=== Dataset excerpts ===
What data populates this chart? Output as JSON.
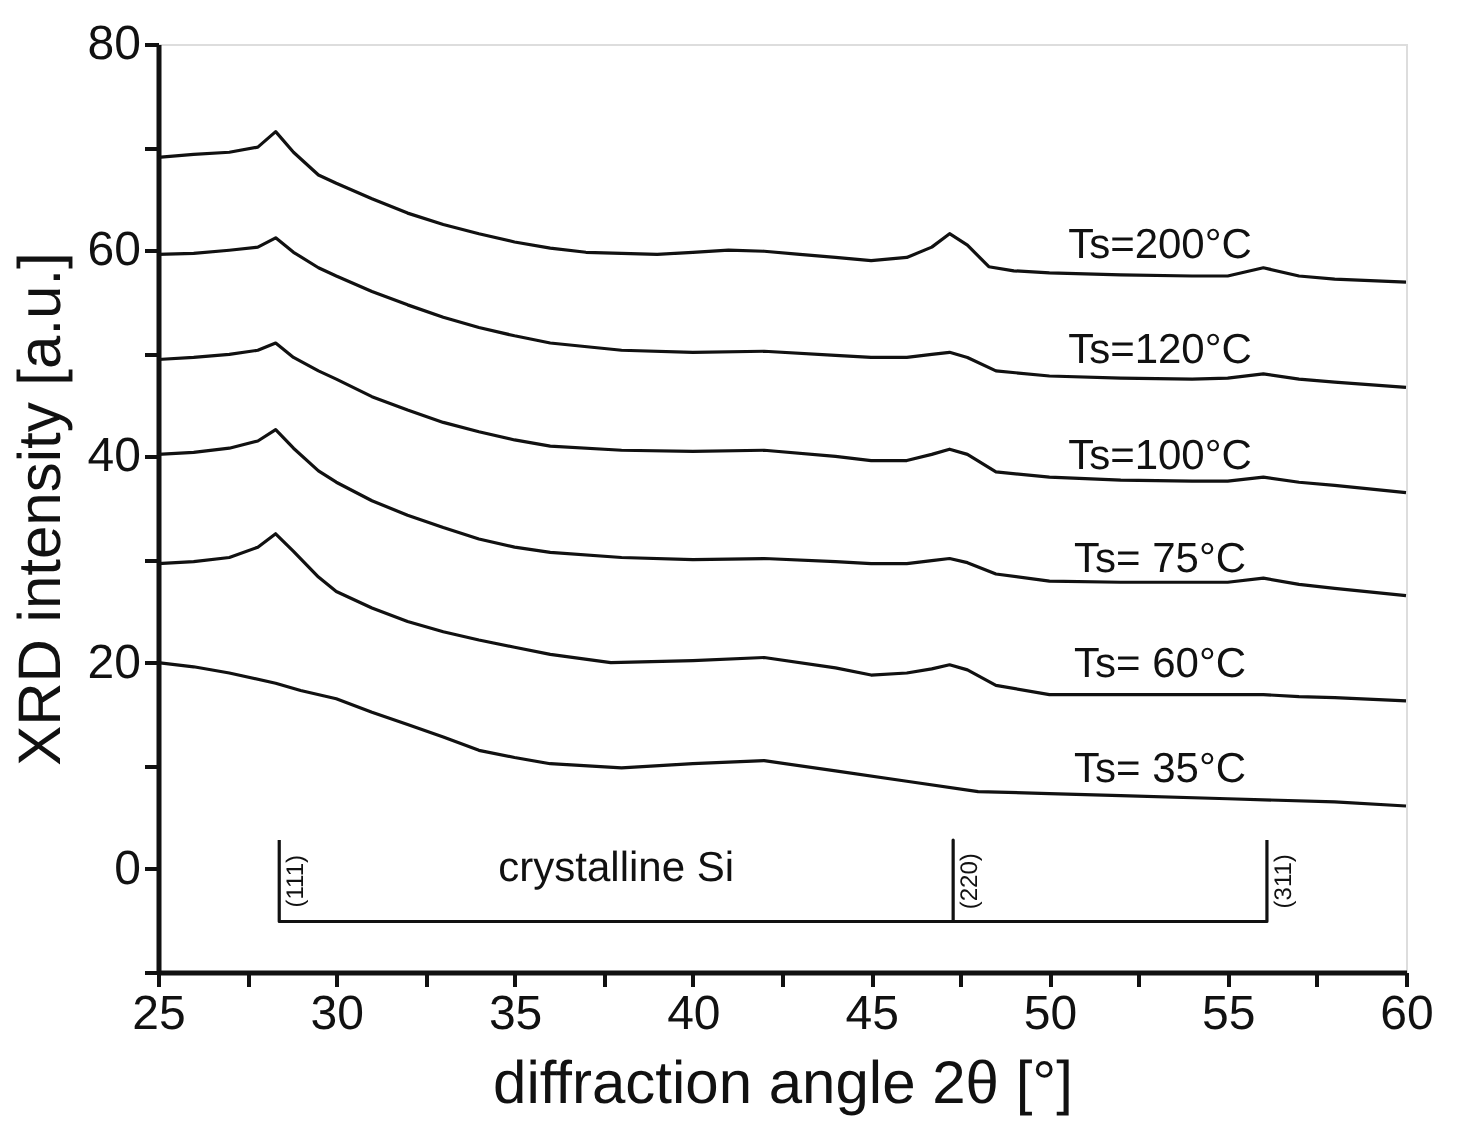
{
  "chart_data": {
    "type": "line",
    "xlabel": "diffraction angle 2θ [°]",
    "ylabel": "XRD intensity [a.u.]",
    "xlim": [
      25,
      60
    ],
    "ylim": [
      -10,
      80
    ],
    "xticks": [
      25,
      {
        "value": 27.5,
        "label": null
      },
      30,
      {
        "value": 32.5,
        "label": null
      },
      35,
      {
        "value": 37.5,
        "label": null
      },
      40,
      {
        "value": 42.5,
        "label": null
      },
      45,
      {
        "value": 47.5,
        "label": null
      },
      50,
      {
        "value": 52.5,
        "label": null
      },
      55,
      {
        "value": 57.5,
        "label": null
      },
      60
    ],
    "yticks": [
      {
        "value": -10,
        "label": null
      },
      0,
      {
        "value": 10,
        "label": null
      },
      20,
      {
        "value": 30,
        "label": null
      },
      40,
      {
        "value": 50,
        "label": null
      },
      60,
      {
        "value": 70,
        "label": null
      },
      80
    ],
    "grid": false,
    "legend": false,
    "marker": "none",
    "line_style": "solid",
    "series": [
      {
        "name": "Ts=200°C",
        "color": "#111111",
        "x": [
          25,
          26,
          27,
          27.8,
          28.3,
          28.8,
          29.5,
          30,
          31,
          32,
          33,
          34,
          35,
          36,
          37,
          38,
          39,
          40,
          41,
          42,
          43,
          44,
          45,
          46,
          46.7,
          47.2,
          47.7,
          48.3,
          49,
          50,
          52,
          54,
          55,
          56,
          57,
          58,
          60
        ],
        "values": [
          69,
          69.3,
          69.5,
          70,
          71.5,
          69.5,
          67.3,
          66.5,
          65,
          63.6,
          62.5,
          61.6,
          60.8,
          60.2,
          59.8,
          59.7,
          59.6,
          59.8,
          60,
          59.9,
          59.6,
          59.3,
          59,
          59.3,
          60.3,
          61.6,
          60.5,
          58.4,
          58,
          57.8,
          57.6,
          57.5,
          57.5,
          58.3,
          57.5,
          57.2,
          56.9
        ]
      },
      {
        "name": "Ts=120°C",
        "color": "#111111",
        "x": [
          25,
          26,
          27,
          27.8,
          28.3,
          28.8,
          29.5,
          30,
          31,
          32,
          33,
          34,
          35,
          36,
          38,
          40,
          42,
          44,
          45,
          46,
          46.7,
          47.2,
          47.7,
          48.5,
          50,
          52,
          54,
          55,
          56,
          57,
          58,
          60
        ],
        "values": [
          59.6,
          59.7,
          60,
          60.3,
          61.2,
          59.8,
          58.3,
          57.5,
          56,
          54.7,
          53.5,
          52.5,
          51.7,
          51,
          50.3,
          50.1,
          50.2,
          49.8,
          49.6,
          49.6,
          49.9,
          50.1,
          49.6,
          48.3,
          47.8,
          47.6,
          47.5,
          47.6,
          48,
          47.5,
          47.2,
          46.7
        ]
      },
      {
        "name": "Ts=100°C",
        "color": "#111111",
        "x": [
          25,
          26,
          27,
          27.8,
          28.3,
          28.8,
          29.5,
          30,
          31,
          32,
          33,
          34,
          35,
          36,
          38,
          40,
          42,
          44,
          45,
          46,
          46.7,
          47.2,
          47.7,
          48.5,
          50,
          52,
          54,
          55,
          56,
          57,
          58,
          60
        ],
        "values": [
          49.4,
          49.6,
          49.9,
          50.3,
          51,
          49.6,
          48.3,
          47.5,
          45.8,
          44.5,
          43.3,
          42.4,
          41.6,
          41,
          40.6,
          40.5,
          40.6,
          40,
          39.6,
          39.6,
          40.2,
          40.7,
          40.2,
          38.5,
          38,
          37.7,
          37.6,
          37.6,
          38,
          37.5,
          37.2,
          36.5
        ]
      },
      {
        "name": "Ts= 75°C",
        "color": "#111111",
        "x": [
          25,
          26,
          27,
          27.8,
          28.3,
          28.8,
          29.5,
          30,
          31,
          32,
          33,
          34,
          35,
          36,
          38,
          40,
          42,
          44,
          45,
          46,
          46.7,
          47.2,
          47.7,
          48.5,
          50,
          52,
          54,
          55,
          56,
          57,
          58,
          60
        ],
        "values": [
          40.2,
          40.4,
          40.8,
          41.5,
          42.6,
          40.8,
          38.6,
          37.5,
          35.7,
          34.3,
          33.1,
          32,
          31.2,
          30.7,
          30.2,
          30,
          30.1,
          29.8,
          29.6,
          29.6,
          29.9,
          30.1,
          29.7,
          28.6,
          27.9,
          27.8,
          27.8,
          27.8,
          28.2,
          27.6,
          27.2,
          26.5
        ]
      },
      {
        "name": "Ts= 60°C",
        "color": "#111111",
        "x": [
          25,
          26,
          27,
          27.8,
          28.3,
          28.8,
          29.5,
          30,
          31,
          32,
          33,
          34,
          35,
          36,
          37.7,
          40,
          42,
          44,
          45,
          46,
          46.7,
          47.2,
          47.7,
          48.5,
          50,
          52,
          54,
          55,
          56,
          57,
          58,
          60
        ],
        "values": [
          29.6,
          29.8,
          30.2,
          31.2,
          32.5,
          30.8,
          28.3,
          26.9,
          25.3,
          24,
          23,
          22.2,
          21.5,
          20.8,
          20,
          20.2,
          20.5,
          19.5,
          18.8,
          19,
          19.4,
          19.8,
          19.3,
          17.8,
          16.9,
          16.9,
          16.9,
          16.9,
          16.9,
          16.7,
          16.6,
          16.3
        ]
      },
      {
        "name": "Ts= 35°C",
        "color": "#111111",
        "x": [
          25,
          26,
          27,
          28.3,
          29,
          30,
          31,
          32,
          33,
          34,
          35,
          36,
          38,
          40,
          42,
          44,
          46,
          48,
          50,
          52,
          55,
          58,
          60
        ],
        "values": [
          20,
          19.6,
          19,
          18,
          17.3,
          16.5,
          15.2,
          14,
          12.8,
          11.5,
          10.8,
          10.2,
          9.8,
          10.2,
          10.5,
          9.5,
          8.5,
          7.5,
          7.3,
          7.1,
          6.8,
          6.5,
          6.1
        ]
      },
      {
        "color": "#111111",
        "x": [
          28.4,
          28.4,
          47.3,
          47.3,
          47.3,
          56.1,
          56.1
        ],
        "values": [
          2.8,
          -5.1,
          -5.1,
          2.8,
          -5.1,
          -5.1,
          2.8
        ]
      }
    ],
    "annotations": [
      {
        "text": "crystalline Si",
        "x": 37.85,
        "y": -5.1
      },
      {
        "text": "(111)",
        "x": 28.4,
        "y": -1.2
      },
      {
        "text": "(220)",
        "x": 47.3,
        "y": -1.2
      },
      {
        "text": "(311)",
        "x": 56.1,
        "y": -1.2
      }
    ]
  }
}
---
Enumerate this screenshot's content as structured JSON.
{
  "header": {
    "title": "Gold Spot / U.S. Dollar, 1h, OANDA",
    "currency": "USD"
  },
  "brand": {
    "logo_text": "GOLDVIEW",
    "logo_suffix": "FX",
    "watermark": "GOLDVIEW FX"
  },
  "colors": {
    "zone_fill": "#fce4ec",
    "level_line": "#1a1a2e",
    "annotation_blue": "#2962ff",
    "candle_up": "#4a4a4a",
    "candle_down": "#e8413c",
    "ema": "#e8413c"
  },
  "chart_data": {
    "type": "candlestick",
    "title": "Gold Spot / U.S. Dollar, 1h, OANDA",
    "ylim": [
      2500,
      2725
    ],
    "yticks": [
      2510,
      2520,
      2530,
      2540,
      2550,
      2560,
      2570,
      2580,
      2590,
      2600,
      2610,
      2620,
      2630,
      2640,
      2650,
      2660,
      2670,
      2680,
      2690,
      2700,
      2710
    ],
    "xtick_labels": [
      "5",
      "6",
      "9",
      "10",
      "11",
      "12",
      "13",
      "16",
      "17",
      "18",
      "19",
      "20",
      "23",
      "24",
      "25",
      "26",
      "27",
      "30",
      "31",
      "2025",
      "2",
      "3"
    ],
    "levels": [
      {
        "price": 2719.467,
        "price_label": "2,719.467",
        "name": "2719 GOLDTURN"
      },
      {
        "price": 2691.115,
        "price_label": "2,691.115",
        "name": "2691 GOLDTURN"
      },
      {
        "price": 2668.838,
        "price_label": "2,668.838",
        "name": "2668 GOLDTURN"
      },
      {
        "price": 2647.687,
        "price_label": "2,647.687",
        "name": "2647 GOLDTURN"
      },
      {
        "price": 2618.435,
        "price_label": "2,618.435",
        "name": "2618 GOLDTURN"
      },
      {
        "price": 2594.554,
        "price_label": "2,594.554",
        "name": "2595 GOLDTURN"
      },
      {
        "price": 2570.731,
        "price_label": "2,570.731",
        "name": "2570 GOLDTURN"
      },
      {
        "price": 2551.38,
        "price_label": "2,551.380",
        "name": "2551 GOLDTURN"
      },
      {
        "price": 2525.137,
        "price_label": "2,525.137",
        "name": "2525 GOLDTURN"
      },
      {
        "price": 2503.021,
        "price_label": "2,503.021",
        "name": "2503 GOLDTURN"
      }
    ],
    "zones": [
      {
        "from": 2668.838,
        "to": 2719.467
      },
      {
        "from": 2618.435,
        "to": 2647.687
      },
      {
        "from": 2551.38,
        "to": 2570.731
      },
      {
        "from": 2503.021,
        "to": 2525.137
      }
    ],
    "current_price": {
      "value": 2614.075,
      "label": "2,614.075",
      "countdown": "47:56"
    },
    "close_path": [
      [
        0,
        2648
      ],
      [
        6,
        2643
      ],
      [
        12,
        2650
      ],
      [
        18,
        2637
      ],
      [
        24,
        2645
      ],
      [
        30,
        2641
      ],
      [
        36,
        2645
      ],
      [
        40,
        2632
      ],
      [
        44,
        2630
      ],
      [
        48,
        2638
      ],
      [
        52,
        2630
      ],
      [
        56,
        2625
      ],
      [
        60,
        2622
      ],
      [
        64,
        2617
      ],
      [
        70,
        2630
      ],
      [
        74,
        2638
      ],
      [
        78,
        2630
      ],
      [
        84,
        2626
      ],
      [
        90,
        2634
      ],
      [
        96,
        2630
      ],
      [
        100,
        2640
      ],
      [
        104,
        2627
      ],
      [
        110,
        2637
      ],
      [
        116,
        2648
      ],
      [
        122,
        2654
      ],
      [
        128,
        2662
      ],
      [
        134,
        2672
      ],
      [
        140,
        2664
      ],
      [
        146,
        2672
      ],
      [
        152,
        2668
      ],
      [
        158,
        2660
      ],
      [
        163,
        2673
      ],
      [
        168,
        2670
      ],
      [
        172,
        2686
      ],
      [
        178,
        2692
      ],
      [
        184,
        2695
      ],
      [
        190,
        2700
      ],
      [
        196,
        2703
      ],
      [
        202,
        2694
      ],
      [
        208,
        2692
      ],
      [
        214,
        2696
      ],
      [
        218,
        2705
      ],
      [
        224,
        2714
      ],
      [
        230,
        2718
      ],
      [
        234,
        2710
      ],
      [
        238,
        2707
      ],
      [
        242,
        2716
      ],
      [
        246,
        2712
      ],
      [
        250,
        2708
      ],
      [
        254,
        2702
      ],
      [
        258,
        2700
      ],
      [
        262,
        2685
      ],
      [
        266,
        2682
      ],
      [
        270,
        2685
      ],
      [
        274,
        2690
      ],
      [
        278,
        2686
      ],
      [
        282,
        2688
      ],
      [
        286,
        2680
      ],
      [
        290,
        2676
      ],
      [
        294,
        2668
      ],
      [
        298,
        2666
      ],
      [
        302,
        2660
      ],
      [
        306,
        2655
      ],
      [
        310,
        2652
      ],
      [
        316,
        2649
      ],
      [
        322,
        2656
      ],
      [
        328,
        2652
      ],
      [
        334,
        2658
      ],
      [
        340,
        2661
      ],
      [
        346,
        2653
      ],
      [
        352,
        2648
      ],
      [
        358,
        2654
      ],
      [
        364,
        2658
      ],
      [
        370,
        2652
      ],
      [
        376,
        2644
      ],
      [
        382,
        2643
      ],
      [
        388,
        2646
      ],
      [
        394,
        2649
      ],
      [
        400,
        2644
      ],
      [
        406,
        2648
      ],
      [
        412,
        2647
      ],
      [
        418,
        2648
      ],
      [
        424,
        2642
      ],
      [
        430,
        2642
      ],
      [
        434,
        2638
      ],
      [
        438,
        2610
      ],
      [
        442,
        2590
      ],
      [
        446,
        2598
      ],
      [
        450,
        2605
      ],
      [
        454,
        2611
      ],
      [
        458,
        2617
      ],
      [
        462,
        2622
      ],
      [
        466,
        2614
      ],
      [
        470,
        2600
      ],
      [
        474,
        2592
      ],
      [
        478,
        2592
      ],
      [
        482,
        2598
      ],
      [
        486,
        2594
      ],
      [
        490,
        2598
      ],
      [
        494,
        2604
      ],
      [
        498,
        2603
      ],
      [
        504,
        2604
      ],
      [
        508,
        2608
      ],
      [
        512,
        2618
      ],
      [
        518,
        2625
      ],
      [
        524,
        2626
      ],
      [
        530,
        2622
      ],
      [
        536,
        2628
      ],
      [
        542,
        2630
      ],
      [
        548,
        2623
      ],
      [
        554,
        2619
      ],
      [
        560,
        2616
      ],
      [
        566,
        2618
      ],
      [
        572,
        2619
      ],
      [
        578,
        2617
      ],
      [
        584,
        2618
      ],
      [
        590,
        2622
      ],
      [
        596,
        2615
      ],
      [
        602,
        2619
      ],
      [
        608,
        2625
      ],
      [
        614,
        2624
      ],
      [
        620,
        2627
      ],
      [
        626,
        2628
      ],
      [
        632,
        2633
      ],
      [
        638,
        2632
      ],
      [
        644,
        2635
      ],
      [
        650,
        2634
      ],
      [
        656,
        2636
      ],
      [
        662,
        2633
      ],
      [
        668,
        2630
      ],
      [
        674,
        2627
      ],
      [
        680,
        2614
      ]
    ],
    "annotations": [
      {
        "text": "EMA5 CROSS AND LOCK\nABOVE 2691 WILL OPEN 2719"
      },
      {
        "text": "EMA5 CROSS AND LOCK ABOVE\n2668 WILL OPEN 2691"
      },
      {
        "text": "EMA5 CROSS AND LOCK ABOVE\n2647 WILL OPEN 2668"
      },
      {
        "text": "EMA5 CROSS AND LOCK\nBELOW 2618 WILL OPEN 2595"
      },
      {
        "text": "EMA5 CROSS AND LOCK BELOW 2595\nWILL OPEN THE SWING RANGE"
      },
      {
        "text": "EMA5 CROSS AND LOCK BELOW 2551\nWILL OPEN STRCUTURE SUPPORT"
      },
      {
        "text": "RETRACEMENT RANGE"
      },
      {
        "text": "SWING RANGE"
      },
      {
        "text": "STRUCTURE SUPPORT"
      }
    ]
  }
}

=== Exercise ===
Find every line in the listing that holds the string "this", then say how many there are as a bare number.

=== Correct response ===
2